→ Materials provided

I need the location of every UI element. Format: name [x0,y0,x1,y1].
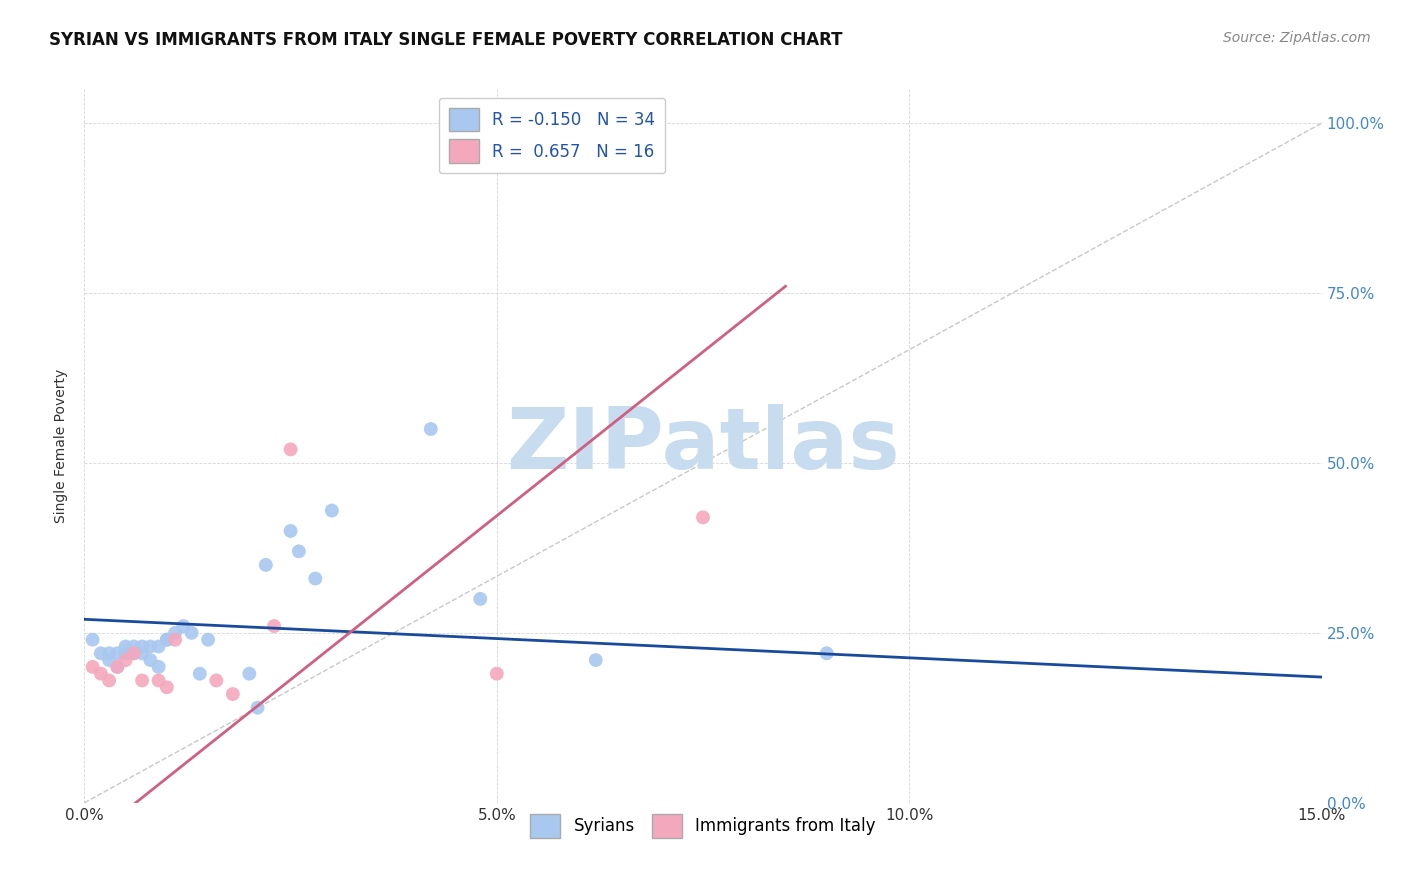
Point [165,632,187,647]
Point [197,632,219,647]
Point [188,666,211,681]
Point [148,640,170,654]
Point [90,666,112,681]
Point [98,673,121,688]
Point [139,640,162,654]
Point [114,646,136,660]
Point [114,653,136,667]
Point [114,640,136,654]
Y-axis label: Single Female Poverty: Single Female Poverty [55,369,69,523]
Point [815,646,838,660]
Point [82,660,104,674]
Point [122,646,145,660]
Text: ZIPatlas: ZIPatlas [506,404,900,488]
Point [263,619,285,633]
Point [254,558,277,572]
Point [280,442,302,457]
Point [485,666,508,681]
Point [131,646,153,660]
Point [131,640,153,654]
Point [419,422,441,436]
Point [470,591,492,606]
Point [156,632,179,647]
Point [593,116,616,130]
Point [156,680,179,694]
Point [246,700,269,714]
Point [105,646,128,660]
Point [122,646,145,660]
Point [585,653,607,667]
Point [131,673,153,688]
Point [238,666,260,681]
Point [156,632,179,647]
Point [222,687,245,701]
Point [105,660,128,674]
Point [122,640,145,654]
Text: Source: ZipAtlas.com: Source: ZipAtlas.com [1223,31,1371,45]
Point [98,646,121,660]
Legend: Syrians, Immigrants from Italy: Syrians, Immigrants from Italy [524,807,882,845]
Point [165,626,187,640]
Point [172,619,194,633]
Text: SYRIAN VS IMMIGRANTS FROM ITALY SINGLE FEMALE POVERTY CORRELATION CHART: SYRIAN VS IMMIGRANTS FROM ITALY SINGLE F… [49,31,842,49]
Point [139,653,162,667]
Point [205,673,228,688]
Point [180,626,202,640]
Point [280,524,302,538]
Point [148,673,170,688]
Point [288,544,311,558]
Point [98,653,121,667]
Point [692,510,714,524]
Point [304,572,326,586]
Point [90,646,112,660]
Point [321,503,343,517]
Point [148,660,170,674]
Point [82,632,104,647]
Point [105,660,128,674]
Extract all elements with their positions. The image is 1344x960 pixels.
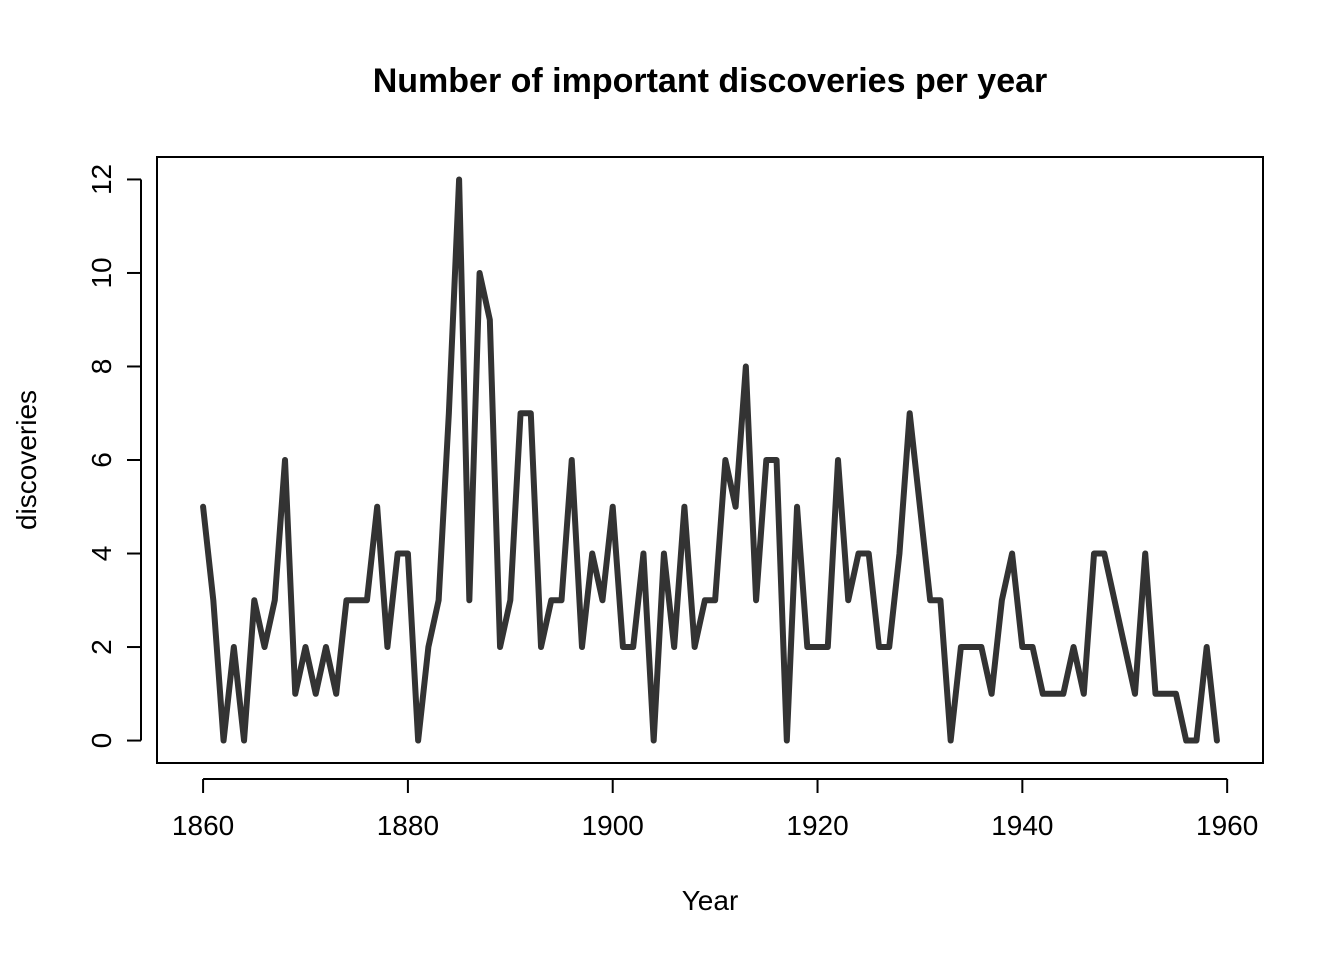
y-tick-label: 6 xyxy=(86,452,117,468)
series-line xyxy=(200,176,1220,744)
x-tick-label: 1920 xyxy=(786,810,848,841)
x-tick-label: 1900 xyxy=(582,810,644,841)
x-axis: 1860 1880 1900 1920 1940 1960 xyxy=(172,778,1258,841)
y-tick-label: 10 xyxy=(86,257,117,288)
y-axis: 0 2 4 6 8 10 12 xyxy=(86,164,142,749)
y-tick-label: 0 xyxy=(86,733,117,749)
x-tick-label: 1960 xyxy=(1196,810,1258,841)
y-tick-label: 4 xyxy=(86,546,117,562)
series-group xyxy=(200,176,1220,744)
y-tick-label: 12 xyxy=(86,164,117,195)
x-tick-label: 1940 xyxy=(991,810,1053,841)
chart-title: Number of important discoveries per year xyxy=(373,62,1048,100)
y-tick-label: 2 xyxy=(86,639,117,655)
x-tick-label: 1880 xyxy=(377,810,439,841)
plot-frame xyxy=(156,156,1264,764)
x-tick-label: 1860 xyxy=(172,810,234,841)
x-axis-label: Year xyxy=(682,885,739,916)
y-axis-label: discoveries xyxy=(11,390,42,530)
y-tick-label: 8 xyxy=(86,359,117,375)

→ Task directions
Rewrite everything from the start of the records down through the line containing "Extract all elements", substituting "Marker" for every "Point" and leaving all else as is. Omit the pictures.

→ Exercise solution
I need the location of every UI element. Format: name [x0,y0,x1,y1].
Marker [165,632,187,647]
Marker [197,632,219,647]
Marker [188,666,211,681]
Marker [148,640,170,654]
Marker [90,666,112,681]
Marker [98,673,121,688]
Marker [139,640,162,654]
Marker [114,646,136,660]
Marker [114,653,136,667]
Marker [114,640,136,654]
Y-axis label: Single Female Poverty: Single Female Poverty [55,369,69,523]
Marker [815,646,838,660]
Marker [82,660,104,674]
Marker [122,646,145,660]
Text: ZIPatlas: ZIPatlas [506,404,900,488]
Marker [263,619,285,633]
Marker [254,558,277,572]
Marker [280,442,302,457]
Marker [485,666,508,681]
Marker [131,646,153,660]
Marker [131,640,153,654]
Marker [419,422,441,436]
Marker [470,591,492,606]
Marker [156,632,179,647]
Marker [593,116,616,130]
Marker [156,680,179,694]
Marker [246,700,269,714]
Marker [105,646,128,660]
Marker [122,646,145,660]
Marker [585,653,607,667]
Marker [131,673,153,688]
Marker [238,666,260,681]
Marker [156,632,179,647]
Marker [222,687,245,701]
Marker [105,660,128,674]
Marker [122,640,145,654]
Text: Source: ZipAtlas.com: Source: ZipAtlas.com [1223,31,1371,45]
Marker [98,646,121,660]
Legend: Syrians, Immigrants from Italy: Syrians, Immigrants from Italy [524,807,882,845]
Marker [165,626,187,640]
Marker [172,619,194,633]
Text: SYRIAN VS IMMIGRANTS FROM ITALY SINGLE FEMALE POVERTY CORRELATION CHART: SYRIAN VS IMMIGRANTS FROM ITALY SINGLE F… [49,31,842,49]
Marker [139,653,162,667]
Marker [205,673,228,688]
Marker [180,626,202,640]
Marker [280,524,302,538]
Marker [148,673,170,688]
Marker [288,544,311,558]
Marker [98,653,121,667]
Marker [692,510,714,524]
Marker [304,572,326,586]
Marker [90,646,112,660]
Marker [321,503,343,517]
Marker [148,660,170,674]
Marker [82,632,104,647]
Marker [105,660,128,674]
Extract all elements with their positions. The image is 1344x960 pixels.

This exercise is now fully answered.